= WHAT YOU ARE ASKED TO DO =
Give an exact transcription of every line, dropping the images.

= LISTED RECORDS =
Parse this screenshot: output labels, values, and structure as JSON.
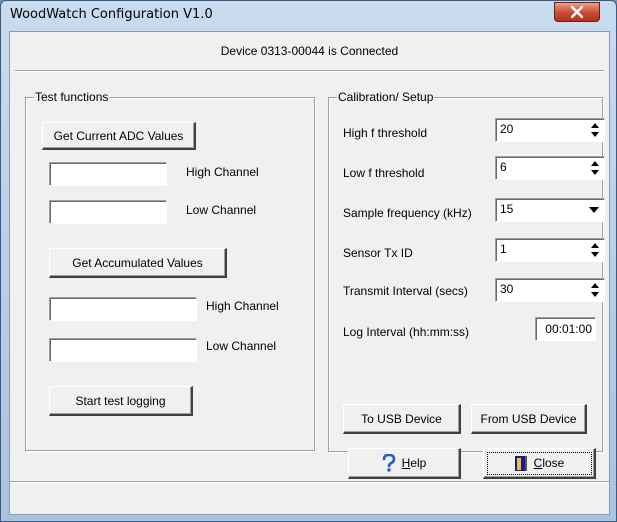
{
  "window": {
    "title": "WoodWatch Configuration V1.0",
    "close_glyph": "X"
  },
  "status": "Device 0313-00044 is Connected",
  "test": {
    "legend": "Test functions",
    "adc_button": "Get Current ADC Values",
    "adc_high_label": "High Channel",
    "adc_high_value": "",
    "adc_low_label": "Low Channel",
    "adc_low_value": "",
    "acc_button": "Get Accumulated Values",
    "acc_high_label": "High Channel",
    "acc_high_value": "",
    "acc_low_label": "Low Channel",
    "acc_low_value": "",
    "log_button": "Start test logging"
  },
  "calib": {
    "legend": "Calibration/ Setup",
    "high_label": "High f threshold",
    "high_value": "20",
    "low_label": "Low f threshold",
    "low_value": "6",
    "freq_label": "Sample frequency (kHz)",
    "freq_value": "15",
    "tx_label": "Sensor Tx ID",
    "tx_value": "1",
    "interval_label": "Transmit Interval (secs)",
    "interval_value": "30",
    "log_label": "Log Interval  (hh:mm:ss)",
    "log_value": "00:01:00",
    "to_usb": "To USB Device",
    "from_usb": "From USB Device"
  },
  "footer": {
    "help_rest": "elp",
    "help_key": "H",
    "close_key": "C",
    "close_rest": "lose"
  },
  "colors": {
    "help_icon": "#1f5bd0",
    "close_icon": "#1a1a8c",
    "title_close_bg": "#c74b33"
  }
}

= RESPONSE BELOW =
Parse this screenshot: output labels, values, and structure as JSON.
{
  "window": {
    "title": "WoodWatch Configuration V1.0",
    "close_glyph": "X"
  },
  "status": "Device 0313-00044 is Connected",
  "test": {
    "legend": "Test functions",
    "adc_button": "Get Current ADC Values",
    "adc_high_label": "High Channel",
    "adc_high_value": "",
    "adc_low_label": "Low Channel",
    "adc_low_value": "",
    "acc_button": "Get Accumulated Values",
    "acc_high_label": "High Channel",
    "acc_high_value": "",
    "acc_low_label": "Low Channel",
    "acc_low_value": "",
    "log_button": "Start test logging"
  },
  "calib": {
    "legend": "Calibration/ Setup",
    "high_label": "High f threshold",
    "high_value": "20",
    "low_label": "Low f threshold",
    "low_value": "6",
    "freq_label": "Sample frequency (kHz)",
    "freq_value": "15",
    "tx_label": "Sensor Tx ID",
    "tx_value": "1",
    "interval_label": "Transmit Interval (secs)",
    "interval_value": "30",
    "log_label": "Log Interval  (hh:mm:ss)",
    "log_value": "00:01:00",
    "to_usb": "To USB Device",
    "from_usb": "From USB Device"
  },
  "footer": {
    "help_rest": "elp",
    "help_key": "H",
    "close_key": "C",
    "close_rest": "lose"
  },
  "colors": {
    "help_icon": "#1f5bd0",
    "close_icon": "#1a1a8c",
    "title_close_bg": "#c74b33"
  }
}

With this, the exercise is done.